- **WHAT YOU SHOULD DO**
Only the pictures are to be left out; set down the rest of the records exactly.

- **MATERIAL TO PROCESS**
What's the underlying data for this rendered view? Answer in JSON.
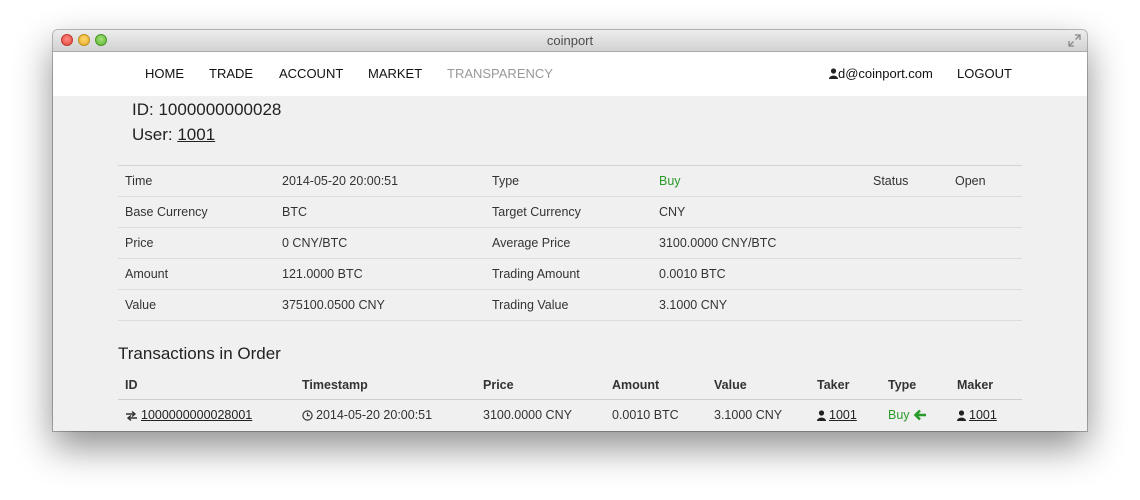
{
  "window": {
    "title": "coinport"
  },
  "nav": {
    "items": [
      {
        "label": "HOME",
        "name": "nav-home"
      },
      {
        "label": "TRADE",
        "name": "nav-trade"
      },
      {
        "label": "ACCOUNT",
        "name": "nav-account"
      },
      {
        "label": "MARKET",
        "name": "nav-market"
      },
      {
        "label": "TRANSPARENCY",
        "name": "nav-transparency"
      }
    ],
    "user_email": "d@coinport.com",
    "logout_label": "LOGOUT"
  },
  "order": {
    "id_label": "ID: ",
    "id_value": "1000000000028",
    "user_label": "User: ",
    "user_value": "1001"
  },
  "details": {
    "time_label": "Time",
    "time_value": "2014-05-20 20:00:51",
    "type_label": "Type",
    "type_value": "Buy",
    "status_label": "Status",
    "status_value": "Open",
    "base_label": "Base Currency",
    "base_value": "BTC",
    "target_label": "Target Currency",
    "target_value": "CNY",
    "price_label": "Price",
    "price_value": "0 CNY/BTC",
    "avgprice_label": "Average Price",
    "avgprice_value": "3100.0000 CNY/BTC",
    "amount_label": "Amount",
    "amount_value": "121.0000 BTC",
    "tradeamount_label": "Trading Amount",
    "tradeamount_value": "0.0010 BTC",
    "value_label": "Value",
    "value_value": "375100.0500 CNY",
    "tradevalue_label": "Trading Value",
    "tradevalue_value": "3.1000 CNY"
  },
  "transactions": {
    "title": "Transactions in Order",
    "headers": [
      "ID",
      "Timestamp",
      "Price",
      "Amount",
      "Value",
      "Taker",
      "Type",
      "Maker"
    ],
    "rows": [
      {
        "id": "1000000000028001",
        "timestamp": "2014-05-20 20:00:51",
        "price": "3100.0000 CNY",
        "amount": "0.0010 BTC",
        "value": "3.1000 CNY",
        "taker": "1001",
        "type": "Buy",
        "maker": "1001"
      }
    ]
  },
  "colors": {
    "buy_green": "#2a9a2a",
    "nav_muted": "#999999"
  },
  "icons": {
    "user": "user-icon",
    "transaction": "exchange-icon",
    "clock": "clock-icon",
    "buy_arrow": "arrow-left-icon"
  }
}
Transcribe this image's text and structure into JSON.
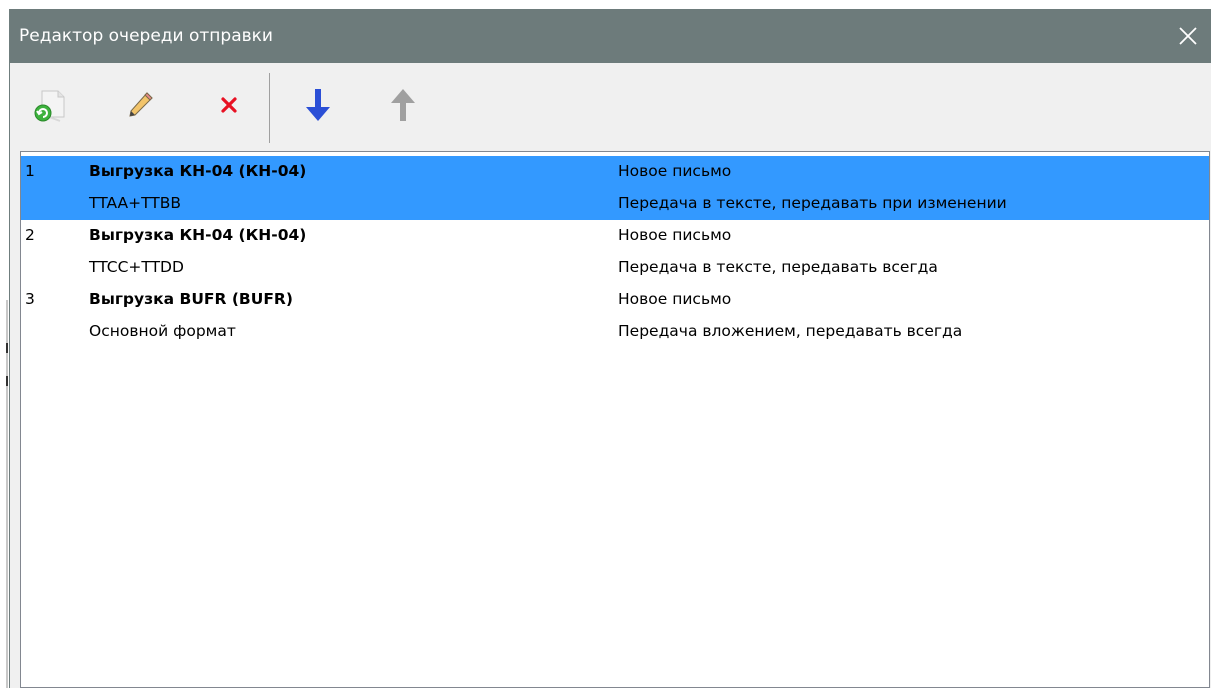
{
  "window": {
    "title": "Редактор очереди отправки",
    "close_icon": "close-icon"
  },
  "toolbar": {
    "buttons": [
      {
        "name": "add",
        "icon": "add-document-icon",
        "enabled": true
      },
      {
        "name": "edit",
        "icon": "pencil-icon",
        "enabled": true
      },
      {
        "name": "delete",
        "icon": "red-cross-icon",
        "enabled": true
      },
      {
        "name": "move-down",
        "icon": "arrow-down-icon",
        "enabled": true
      },
      {
        "name": "move-up",
        "icon": "arrow-up-icon",
        "enabled": false
      }
    ]
  },
  "queue": {
    "selected_index": 0,
    "items": [
      {
        "num": "1",
        "name": "Выгрузка КН-04 (КН-04)",
        "format": "TTAA+TTBB",
        "type": "Новое письмо",
        "mode": "Передача в тексте, передавать при изменении"
      },
      {
        "num": "2",
        "name": "Выгрузка КН-04 (КН-04)",
        "format": "TTCC+TTDD",
        "type": "Новое письмо",
        "mode": "Передача в тексте, передавать всегда"
      },
      {
        "num": "3",
        "name": "Выгрузка BUFR (BUFR)",
        "format": "Основной формат",
        "type": "Новое письмо",
        "mode": "Передача вложением, передавать всегда"
      }
    ]
  },
  "colors": {
    "titlebar": "#6d7b7b",
    "selection": "#3399ff",
    "delete": "#e81123",
    "arrow_down": "#2b4fd6",
    "arrow_up_disabled": "#a0a0a0"
  }
}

- **FINISHED ANSWER**
What's the underlying data for this rendered view? Answer in JSON.
{
  "window": {
    "title": "coinport"
  },
  "nav": {
    "items": [
      {
        "label": "HOME",
        "name": "nav-home"
      },
      {
        "label": "TRADE",
        "name": "nav-trade"
      },
      {
        "label": "ACCOUNT",
        "name": "nav-account"
      },
      {
        "label": "MARKET",
        "name": "nav-market"
      },
      {
        "label": "TRANSPARENCY",
        "name": "nav-transparency"
      }
    ],
    "user_email": "d@coinport.com",
    "logout_label": "LOGOUT"
  },
  "order": {
    "id_label": "ID: ",
    "id_value": "1000000000028",
    "user_label": "User: ",
    "user_value": "1001"
  },
  "details": {
    "time_label": "Time",
    "time_value": "2014-05-20 20:00:51",
    "type_label": "Type",
    "type_value": "Buy",
    "status_label": "Status",
    "status_value": "Open",
    "base_label": "Base Currency",
    "base_value": "BTC",
    "target_label": "Target Currency",
    "target_value": "CNY",
    "price_label": "Price",
    "price_value": "0 CNY/BTC",
    "avgprice_label": "Average Price",
    "avgprice_value": "3100.0000 CNY/BTC",
    "amount_label": "Amount",
    "amount_value": "121.0000 BTC",
    "tradeamount_label": "Trading Amount",
    "tradeamount_value": "0.0010 BTC",
    "value_label": "Value",
    "value_value": "375100.0500 CNY",
    "tradevalue_label": "Trading Value",
    "tradevalue_value": "3.1000 CNY"
  },
  "transactions": {
    "title": "Transactions in Order",
    "headers": [
      "ID",
      "Timestamp",
      "Price",
      "Amount",
      "Value",
      "Taker",
      "Type",
      "Maker"
    ],
    "rows": [
      {
        "id": "1000000000028001",
        "timestamp": "2014-05-20 20:00:51",
        "price": "3100.0000 CNY",
        "amount": "0.0010 BTC",
        "value": "3.1000 CNY",
        "taker": "1001",
        "type": "Buy",
        "maker": "1001"
      }
    ]
  },
  "colors": {
    "buy_green": "#2a9a2a",
    "nav_muted": "#999999"
  },
  "icons": {
    "user": "user-icon",
    "transaction": "exchange-icon",
    "clock": "clock-icon",
    "buy_arrow": "arrow-left-icon"
  }
}
Transcribe this image's text and structure into JSON.
{
  "window": {
    "title": "Редактор очереди отправки",
    "close_icon": "close-icon"
  },
  "toolbar": {
    "buttons": [
      {
        "name": "add",
        "icon": "add-document-icon",
        "enabled": true
      },
      {
        "name": "edit",
        "icon": "pencil-icon",
        "enabled": true
      },
      {
        "name": "delete",
        "icon": "red-cross-icon",
        "enabled": true
      },
      {
        "name": "move-down",
        "icon": "arrow-down-icon",
        "enabled": true
      },
      {
        "name": "move-up",
        "icon": "arrow-up-icon",
        "enabled": false
      }
    ]
  },
  "queue": {
    "selected_index": 0,
    "items": [
      {
        "num": "1",
        "name": "Выгрузка КН-04 (КН-04)",
        "format": "TTAA+TTBB",
        "type": "Новое письмо",
        "mode": "Передача в тексте, передавать при изменении"
      },
      {
        "num": "2",
        "name": "Выгрузка КН-04 (КН-04)",
        "format": "TTCC+TTDD",
        "type": "Новое письмо",
        "mode": "Передача в тексте, передавать всегда"
      },
      {
        "num": "3",
        "name": "Выгрузка BUFR (BUFR)",
        "format": "Основной формат",
        "type": "Новое письмо",
        "mode": "Передача вложением, передавать всегда"
      }
    ]
  },
  "colors": {
    "titlebar": "#6d7b7b",
    "selection": "#3399ff",
    "delete": "#e81123",
    "arrow_down": "#2b4fd6",
    "arrow_up_disabled": "#a0a0a0"
  }
}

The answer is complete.